TASK:
A verbatim repeat of the lines below is required, with the pictures removed.

(SUPPLIED ENTRIES begins)

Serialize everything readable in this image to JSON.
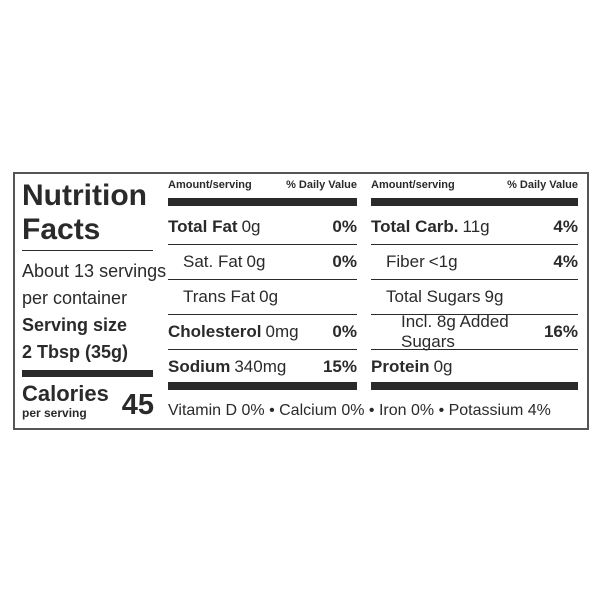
{
  "title_line1": "Nutrition",
  "title_line2": "Facts",
  "servings_line1": "About 13 servings",
  "servings_line2": "per container",
  "serving_size_label": "Serving size",
  "serving_size": "2 Tbsp (35g)",
  "calories_label": "Calories",
  "calories_sub": "per serving",
  "calories": 45,
  "columns": [
    {
      "header_amount": "Amount/serving",
      "header_dv": "% Daily Value",
      "rows": [
        {
          "name": "Total Fat",
          "amount": "0g",
          "dv": "0%"
        },
        {
          "name": "Sat. Fat",
          "amount": "0g",
          "dv": "0%"
        },
        {
          "name": "Trans Fat",
          "amount": "0g"
        },
        {
          "name": "Cholesterol",
          "amount": "0mg",
          "dv": "0%"
        },
        {
          "name": "Sodium",
          "amount": "340mg",
          "dv": "15%"
        }
      ]
    },
    {
      "header_amount": "Amount/serving",
      "header_dv": "% Daily Value",
      "rows": [
        {
          "name": "Total Carb.",
          "amount": "11g",
          "dv": "4%"
        },
        {
          "name": "Fiber",
          "amount": "<1g",
          "dv": "4%"
        },
        {
          "name": "Total Sugars",
          "amount": "9g"
        },
        {
          "name": "Incl. 8g Added Sugars",
          "dv": "16%"
        },
        {
          "name": "Protein",
          "amount": "0g"
        }
      ]
    }
  ],
  "vitamins": "Vitamin D 0% • Calcium 0% • Iron 0% • Potassium 4%"
}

(SUPPLIED ENTRIES ends)

RESPONSE TO THE TASK:
Serialize everything readable in this image to JSON.
{
  "title_line1": "Nutrition",
  "title_line2": "Facts",
  "servings_line1": "About 13 servings",
  "servings_line2": "per container",
  "serving_size_label": "Serving size",
  "serving_size": "2 Tbsp (35g)",
  "calories_label": "Calories",
  "calories_sub": "per serving",
  "calories": 45,
  "columns": [
    {
      "header_amount": "Amount/serving",
      "header_dv": "% Daily Value",
      "rows": [
        {
          "name": "Total Fat",
          "amount": "0g",
          "dv": "0%"
        },
        {
          "name": "Sat. Fat",
          "amount": "0g",
          "dv": "0%"
        },
        {
          "name": "Trans Fat",
          "amount": "0g"
        },
        {
          "name": "Cholesterol",
          "amount": "0mg",
          "dv": "0%"
        },
        {
          "name": "Sodium",
          "amount": "340mg",
          "dv": "15%"
        }
      ]
    },
    {
      "header_amount": "Amount/serving",
      "header_dv": "% Daily Value",
      "rows": [
        {
          "name": "Total Carb.",
          "amount": "11g",
          "dv": "4%"
        },
        {
          "name": "Fiber",
          "amount": "<1g",
          "dv": "4%"
        },
        {
          "name": "Total Sugars",
          "amount": "9g"
        },
        {
          "name": "Incl. 8g Added Sugars",
          "dv": "16%"
        },
        {
          "name": "Protein",
          "amount": "0g"
        }
      ]
    }
  ],
  "vitamins": "Vitamin D 0% • Calcium 0% • Iron 0% • Potassium 4%"
}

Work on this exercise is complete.